# [Extracted data entries]
◆ ◆ ◆ ◆
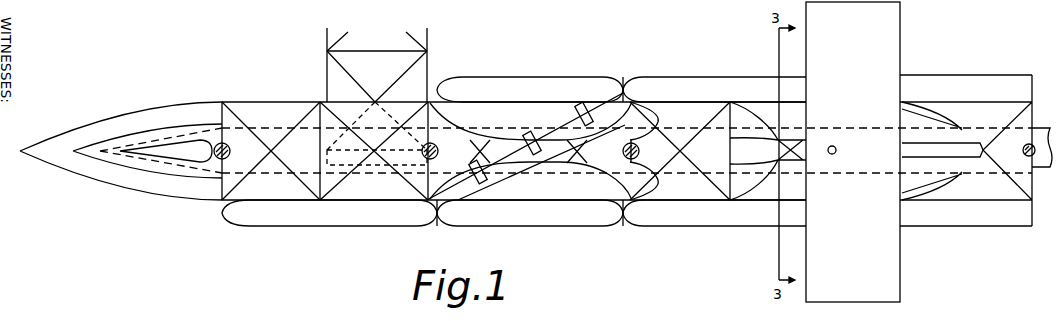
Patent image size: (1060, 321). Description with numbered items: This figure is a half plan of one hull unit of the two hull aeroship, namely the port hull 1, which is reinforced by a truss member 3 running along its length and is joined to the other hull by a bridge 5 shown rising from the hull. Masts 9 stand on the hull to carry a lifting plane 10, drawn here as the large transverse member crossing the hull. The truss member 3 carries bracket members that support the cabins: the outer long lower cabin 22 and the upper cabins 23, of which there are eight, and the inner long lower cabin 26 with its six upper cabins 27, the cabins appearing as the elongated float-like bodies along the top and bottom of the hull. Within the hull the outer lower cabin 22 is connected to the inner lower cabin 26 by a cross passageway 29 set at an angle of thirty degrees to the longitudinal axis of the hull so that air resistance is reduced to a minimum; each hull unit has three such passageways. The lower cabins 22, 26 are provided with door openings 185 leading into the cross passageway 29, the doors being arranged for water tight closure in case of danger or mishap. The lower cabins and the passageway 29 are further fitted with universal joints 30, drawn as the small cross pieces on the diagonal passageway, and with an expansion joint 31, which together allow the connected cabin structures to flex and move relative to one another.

The port hull 1 is at (257, 130).
The truss member 3 is at (275, 102).
The bridge 5 is at (327, 63).
The mast 9 is at (231, 153).
The lifting plane 10 is at (902, 53).
The long lower cabin 22 is at (630, 220).
The upper cabin 23 is at (317, 219).
The long lower cabin 26 is at (630, 75).
The upper cabin 27 is at (518, 75).
The cross passageway 29 is at (510, 155).
The universal joint 30 is at (578, 108).
The expansion joint 31 is at (530, 138).
The door opening 185 is at (437, 203).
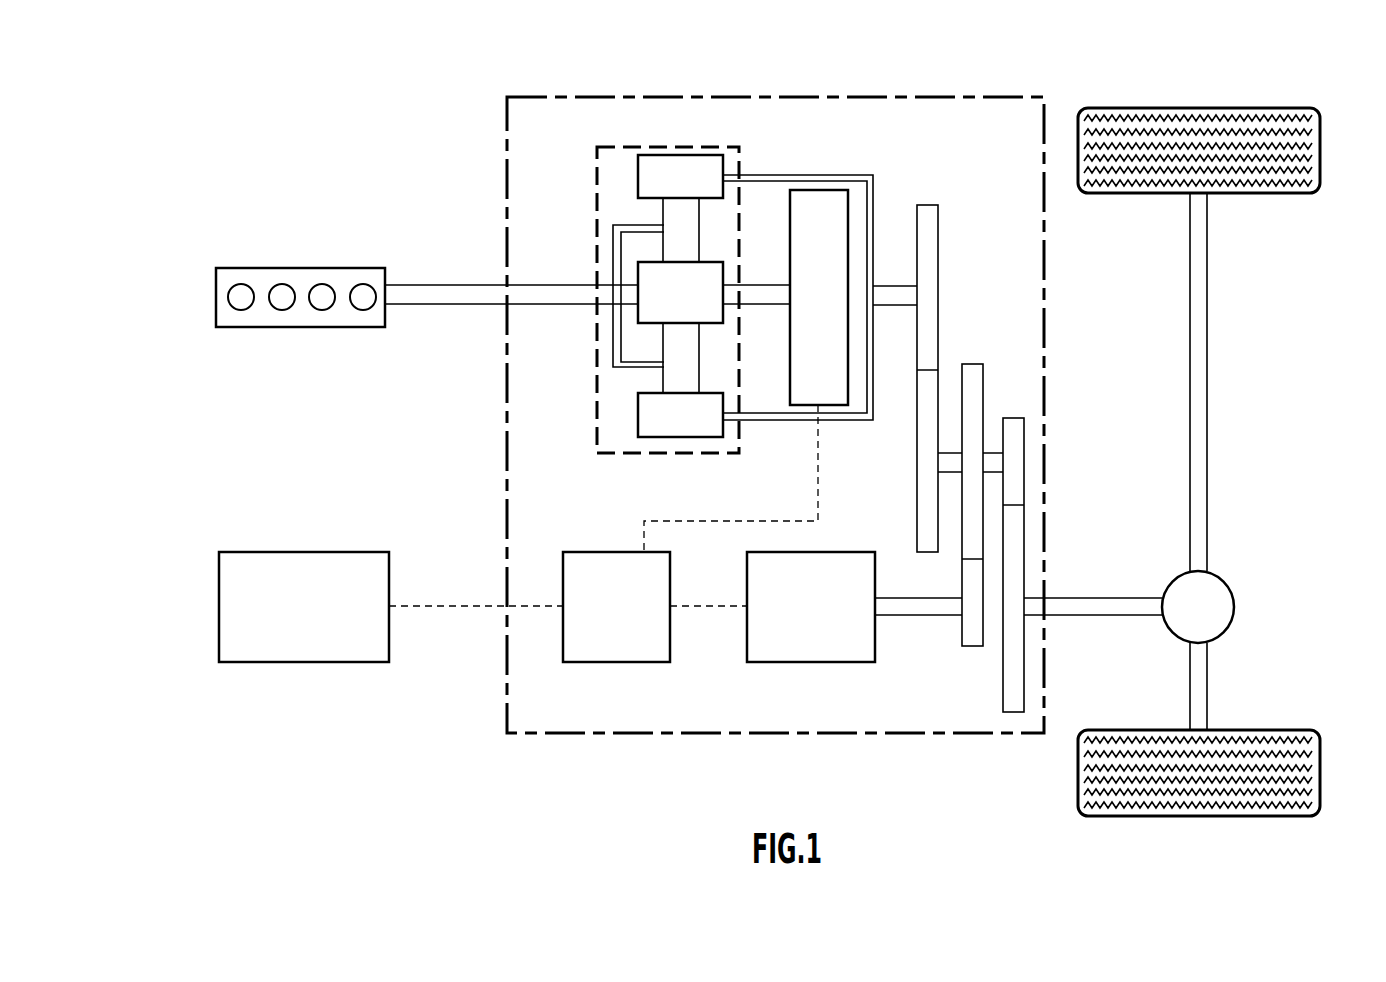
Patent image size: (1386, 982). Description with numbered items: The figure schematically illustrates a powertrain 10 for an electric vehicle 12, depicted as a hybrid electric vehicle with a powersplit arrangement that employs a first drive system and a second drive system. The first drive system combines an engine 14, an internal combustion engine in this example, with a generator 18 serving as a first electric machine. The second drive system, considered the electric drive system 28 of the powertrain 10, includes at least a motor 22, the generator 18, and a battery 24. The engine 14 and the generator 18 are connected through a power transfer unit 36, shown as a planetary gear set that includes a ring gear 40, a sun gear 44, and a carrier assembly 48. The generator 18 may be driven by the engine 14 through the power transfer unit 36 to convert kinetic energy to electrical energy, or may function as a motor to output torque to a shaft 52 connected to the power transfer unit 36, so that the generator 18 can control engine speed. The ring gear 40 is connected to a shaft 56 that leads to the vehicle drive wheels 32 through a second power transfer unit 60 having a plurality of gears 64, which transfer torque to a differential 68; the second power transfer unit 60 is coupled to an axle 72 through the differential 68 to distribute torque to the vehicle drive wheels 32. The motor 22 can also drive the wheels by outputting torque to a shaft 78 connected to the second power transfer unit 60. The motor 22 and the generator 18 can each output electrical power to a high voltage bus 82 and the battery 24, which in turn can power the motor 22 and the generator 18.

The powertrain 10 is at (438, 163).
The electric vehicle 12 is at (1120, 71).
The engine 14 is at (235, 268).
The generator 18 is at (797, 190).
The motor 22 is at (878, 645).
The battery 24 is at (237, 552).
The electric drive system 28 is at (500, 715).
The vehicle drive wheels 32 is at (1320, 770).
The power transfer unit 36 is at (595, 418).
The ring gear 40 is at (638, 175).
The sun gear 44 is at (723, 316).
The carrier assembly 48 is at (613, 352).
The shaft 52 is at (757, 285).
The shaft 56 is at (893, 285).
The second power transfer unit 60 is at (1018, 297).
The gears 64 is at (1024, 458).
The differential 68 is at (1230, 628).
The axle 72 is at (1207, 372).
The shaft 78 is at (885, 598).
The high voltage bus 82 is at (670, 645).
◆ ◆ ◆ ◆
# [Description of the task]
Please write out all the records again, swapping "Description with numbered items" for "Numbered description" and changing nothing else, and leave the pictures out of your answer.

# [Output of the task]
Patent image size: (1060, 321). Numbered description: This figure is a half plan of one hull unit of the two hull aeroship, namely the port hull 1, which is reinforced by a truss member 3 running along its length and is joined to the other hull by a bridge 5 shown rising from the hull. Masts 9 stand on the hull to carry a lifting plane 10, drawn here as the large transverse member crossing the hull. The truss member 3 carries bracket members that support the cabins: the outer long lower cabin 22 and the upper cabins 23, of which there are eight, and the inner long lower cabin 26 with its six upper cabins 27, the cabins appearing as the elongated float-like bodies along the top and bottom of the hull. Within the hull the outer lower cabin 22 is connected to the inner lower cabin 26 by a cross passageway 29 set at an angle of thirty degrees to the longitudinal axis of the hull so that air resistance is reduced to a minimum; each hull unit has three such passageways. The lower cabins 22, 26 are provided with door openings 185 leading into the cross passageway 29, the doors being arranged for water tight closure in case of danger or mishap. The lower cabins and the passageway 29 are further fitted with universal joints 30, drawn as the small cross pieces on the diagonal passageway, and with an expansion joint 31, which together allow the connected cabin structures to flex and move relative to one another.

The port hull 1 is at (257, 130).
The truss member 3 is at (275, 102).
The bridge 5 is at (327, 63).
The mast 9 is at (231, 153).
The lifting plane 10 is at (902, 53).
The long lower cabin 22 is at (630, 220).
The upper cabin 23 is at (317, 219).
The long lower cabin 26 is at (630, 75).
The upper cabin 27 is at (518, 75).
The cross passageway 29 is at (510, 155).
The universal joint 30 is at (578, 108).
The expansion joint 31 is at (530, 138).
The door opening 185 is at (437, 203).
Patent image size: (1386, 982). Numbered description: The figure schematically illustrates a powertrain 10 for an electric vehicle 12, depicted as a hybrid electric vehicle with a powersplit arrangement that employs a first drive system and a second drive system. The first drive system combines an engine 14, an internal combustion engine in this example, with a generator 18 serving as a first electric machine. The second drive system, considered the electric drive system 28 of the powertrain 10, includes at least a motor 22, the generator 18, and a battery 24. The engine 14 and the generator 18 are connected through a power transfer unit 36, shown as a planetary gear set that includes a ring gear 40, a sun gear 44, and a carrier assembly 48. The generator 18 may be driven by the engine 14 through the power transfer unit 36 to convert kinetic energy to electrical energy, or may function as a motor to output torque to a shaft 52 connected to the power transfer unit 36, so that the generator 18 can control engine speed. The ring gear 40 is connected to a shaft 56 that leads to the vehicle drive wheels 32 through a second power transfer unit 60 having a plurality of gears 64, which transfer torque to a differential 68; the second power transfer unit 60 is coupled to an axle 72 through the differential 68 to distribute torque to the vehicle drive wheels 32. The motor 22 can also drive the wheels by outputting torque to a shaft 78 connected to the second power transfer unit 60. The motor 22 and the generator 18 can each output electrical power to a high voltage bus 82 and the battery 24, which in turn can power the motor 22 and the generator 18.

The powertrain 10 is at (438, 163).
The electric vehicle 12 is at (1120, 71).
The engine 14 is at (235, 268).
The generator 18 is at (797, 190).
The motor 22 is at (878, 645).
The battery 24 is at (237, 552).
The electric drive system 28 is at (500, 715).
The vehicle drive wheels 32 is at (1320, 770).
The power transfer unit 36 is at (595, 418).
The ring gear 40 is at (638, 175).
The sun gear 44 is at (723, 316).
The carrier assembly 48 is at (613, 352).
The shaft 52 is at (757, 285).
The shaft 56 is at (893, 285).
The second power transfer unit 60 is at (1018, 297).
The gears 64 is at (1024, 458).
The differential 68 is at (1230, 628).
The axle 72 is at (1207, 372).
The shaft 78 is at (885, 598).
The high voltage bus 82 is at (670, 645).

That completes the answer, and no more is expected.